#### Goal of the exercise
Repeat the listing in full, exactly as it stands.

(Figure record listings)
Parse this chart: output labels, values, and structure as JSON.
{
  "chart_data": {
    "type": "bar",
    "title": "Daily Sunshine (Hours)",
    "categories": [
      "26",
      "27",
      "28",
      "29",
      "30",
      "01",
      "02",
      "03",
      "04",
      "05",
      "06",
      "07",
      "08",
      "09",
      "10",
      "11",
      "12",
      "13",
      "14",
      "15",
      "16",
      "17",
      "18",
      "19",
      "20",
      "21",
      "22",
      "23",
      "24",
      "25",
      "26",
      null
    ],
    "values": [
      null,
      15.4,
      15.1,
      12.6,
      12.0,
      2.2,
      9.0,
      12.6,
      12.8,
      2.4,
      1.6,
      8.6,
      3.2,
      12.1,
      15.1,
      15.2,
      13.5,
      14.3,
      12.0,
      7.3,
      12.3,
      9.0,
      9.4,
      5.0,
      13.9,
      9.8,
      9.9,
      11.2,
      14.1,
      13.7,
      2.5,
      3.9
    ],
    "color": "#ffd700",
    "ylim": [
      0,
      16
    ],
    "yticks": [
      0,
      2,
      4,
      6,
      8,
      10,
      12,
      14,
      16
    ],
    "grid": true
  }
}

#### Answer to the task
Parse this chart: output labels, values, and structure as JSON.
{
  "chart_data": {
    "type": "bar",
    "title": "Daily Sunshine (Hours)",
    "categories": [
      "26",
      "27",
      "28",
      "29",
      "30",
      "01",
      "02",
      "03",
      "04",
      "05",
      "06",
      "07",
      "08",
      "09",
      "10",
      "11",
      "12",
      "13",
      "14",
      "15",
      "16",
      "17",
      "18",
      "19",
      "20",
      "21",
      "22",
      "23",
      "24",
      "25",
      "26",
      null
    ],
    "values": [
      null,
      15.4,
      15.1,
      12.6,
      12.0,
      2.2,
      9.0,
      12.6,
      12.8,
      2.4,
      1.6,
      8.6,
      3.2,
      12.1,
      15.1,
      15.2,
      13.5,
      14.3,
      12.0,
      7.3,
      12.3,
      9.0,
      9.4,
      5.0,
      13.9,
      9.8,
      9.9,
      11.2,
      14.1,
      13.7,
      2.5,
      3.9
    ],
    "color": "#ffd700",
    "ylim": [
      0,
      16
    ],
    "yticks": [
      0,
      2,
      4,
      6,
      8,
      10,
      12,
      14,
      16
    ],
    "grid": true
  }
}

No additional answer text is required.